Problem description - Write out the records again, exactly, leaving none out.
——
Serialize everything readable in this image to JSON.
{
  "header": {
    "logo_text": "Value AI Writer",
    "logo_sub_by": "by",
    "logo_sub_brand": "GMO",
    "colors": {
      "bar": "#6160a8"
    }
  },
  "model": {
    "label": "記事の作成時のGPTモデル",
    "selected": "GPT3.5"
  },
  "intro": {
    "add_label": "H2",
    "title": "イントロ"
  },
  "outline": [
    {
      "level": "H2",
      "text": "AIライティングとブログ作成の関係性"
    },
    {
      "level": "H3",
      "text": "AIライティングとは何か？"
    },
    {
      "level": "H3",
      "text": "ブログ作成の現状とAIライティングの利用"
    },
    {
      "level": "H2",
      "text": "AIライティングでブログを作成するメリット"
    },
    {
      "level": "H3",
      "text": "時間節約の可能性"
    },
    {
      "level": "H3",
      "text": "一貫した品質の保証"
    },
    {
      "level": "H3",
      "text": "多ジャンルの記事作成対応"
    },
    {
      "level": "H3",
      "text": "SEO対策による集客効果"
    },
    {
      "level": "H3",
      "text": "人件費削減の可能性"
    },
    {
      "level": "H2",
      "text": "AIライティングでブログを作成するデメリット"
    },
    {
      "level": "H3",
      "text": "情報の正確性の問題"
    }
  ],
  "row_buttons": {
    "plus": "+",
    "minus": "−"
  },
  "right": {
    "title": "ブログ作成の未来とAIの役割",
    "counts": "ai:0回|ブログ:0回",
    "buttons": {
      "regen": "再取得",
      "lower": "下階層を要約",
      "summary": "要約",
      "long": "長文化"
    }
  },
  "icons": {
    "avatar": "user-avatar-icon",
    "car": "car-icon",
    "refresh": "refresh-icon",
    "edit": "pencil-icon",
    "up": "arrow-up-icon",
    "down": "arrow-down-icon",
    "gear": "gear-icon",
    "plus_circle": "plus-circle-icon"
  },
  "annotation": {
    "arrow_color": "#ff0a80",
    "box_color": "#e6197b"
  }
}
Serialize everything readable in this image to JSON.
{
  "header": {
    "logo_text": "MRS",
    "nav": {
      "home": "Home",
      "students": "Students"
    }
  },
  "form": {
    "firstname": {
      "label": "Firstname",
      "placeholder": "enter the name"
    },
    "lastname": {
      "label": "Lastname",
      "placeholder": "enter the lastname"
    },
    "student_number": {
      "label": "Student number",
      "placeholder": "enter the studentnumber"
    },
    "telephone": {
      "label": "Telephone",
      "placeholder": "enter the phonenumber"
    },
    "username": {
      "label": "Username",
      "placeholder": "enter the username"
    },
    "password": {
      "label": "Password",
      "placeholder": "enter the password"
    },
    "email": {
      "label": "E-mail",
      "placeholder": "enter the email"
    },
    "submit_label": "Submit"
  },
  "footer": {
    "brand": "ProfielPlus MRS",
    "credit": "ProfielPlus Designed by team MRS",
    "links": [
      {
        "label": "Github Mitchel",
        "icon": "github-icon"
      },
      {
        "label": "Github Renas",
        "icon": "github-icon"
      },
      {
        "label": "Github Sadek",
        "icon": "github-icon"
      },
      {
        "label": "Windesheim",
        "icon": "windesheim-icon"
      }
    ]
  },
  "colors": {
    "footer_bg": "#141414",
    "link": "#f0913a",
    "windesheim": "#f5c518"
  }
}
——
Answer to the task -
Serialize everything readable in this image to JSON.
{
  "header": {
    "logo_text": "Value AI Writer",
    "logo_sub_by": "by",
    "logo_sub_brand": "GMO",
    "colors": {
      "bar": "#6160a8"
    }
  },
  "model": {
    "label": "記事の作成時のGPTモデル",
    "selected": "GPT3.5"
  },
  "intro": {
    "add_label": "H2",
    "title": "イントロ"
  },
  "outline": [
    {
      "level": "H2",
      "text": "AIライティングとブログ作成の関係性"
    },
    {
      "level": "H3",
      "text": "AIライティングとは何か？"
    },
    {
      "level": "H3",
      "text": "ブログ作成の現状とAIライティングの利用"
    },
    {
      "level": "H2",
      "text": "AIライティングでブログを作成するメリット"
    },
    {
      "level": "H3",
      "text": "時間節約の可能性"
    },
    {
      "level": "H3",
      "text": "一貫した品質の保証"
    },
    {
      "level": "H3",
      "text": "多ジャンルの記事作成対応"
    },
    {
      "level": "H3",
      "text": "SEO対策による集客効果"
    },
    {
      "level": "H3",
      "text": "人件費削減の可能性"
    },
    {
      "level": "H2",
      "text": "AIライティングでブログを作成するデメリット"
    },
    {
      "level": "H3",
      "text": "情報の正確性の問題"
    }
  ],
  "row_buttons": {
    "plus": "+",
    "minus": "−"
  },
  "right": {
    "title": "ブログ作成の未来とAIの役割",
    "counts": "ai:0回|ブログ:0回",
    "buttons": {
      "regen": "再取得",
      "lower": "下階層を要約",
      "summary": "要約",
      "long": "長文化"
    }
  },
  "icons": {
    "avatar": "user-avatar-icon",
    "car": "car-icon",
    "refresh": "refresh-icon",
    "edit": "pencil-icon",
    "up": "arrow-up-icon",
    "down": "arrow-down-icon",
    "gear": "gear-icon",
    "plus_circle": "plus-circle-icon"
  },
  "annotation": {
    "arrow_color": "#ff0a80",
    "box_color": "#e6197b"
  }
}
Serialize everything readable in this image to JSON.
{
  "header": {
    "logo_text": "MRS",
    "nav": {
      "home": "Home",
      "students": "Students"
    }
  },
  "form": {
    "firstname": {
      "label": "Firstname",
      "placeholder": "enter the name"
    },
    "lastname": {
      "label": "Lastname",
      "placeholder": "enter the lastname"
    },
    "student_number": {
      "label": "Student number",
      "placeholder": "enter the studentnumber"
    },
    "telephone": {
      "label": "Telephone",
      "placeholder": "enter the phonenumber"
    },
    "username": {
      "label": "Username",
      "placeholder": "enter the username"
    },
    "password": {
      "label": "Password",
      "placeholder": "enter the password"
    },
    "email": {
      "label": "E-mail",
      "placeholder": "enter the email"
    },
    "submit_label": "Submit"
  },
  "footer": {
    "brand": "ProfielPlus MRS",
    "credit": "ProfielPlus Designed by team MRS",
    "links": [
      {
        "label": "Github Mitchel",
        "icon": "github-icon"
      },
      {
        "label": "Github Renas",
        "icon": "github-icon"
      },
      {
        "label": "Github Sadek",
        "icon": "github-icon"
      },
      {
        "label": "Windesheim",
        "icon": "windesheim-icon"
      }
    ]
  },
  "colors": {
    "footer_bg": "#141414",
    "link": "#f0913a",
    "windesheim": "#f5c518"
  }
}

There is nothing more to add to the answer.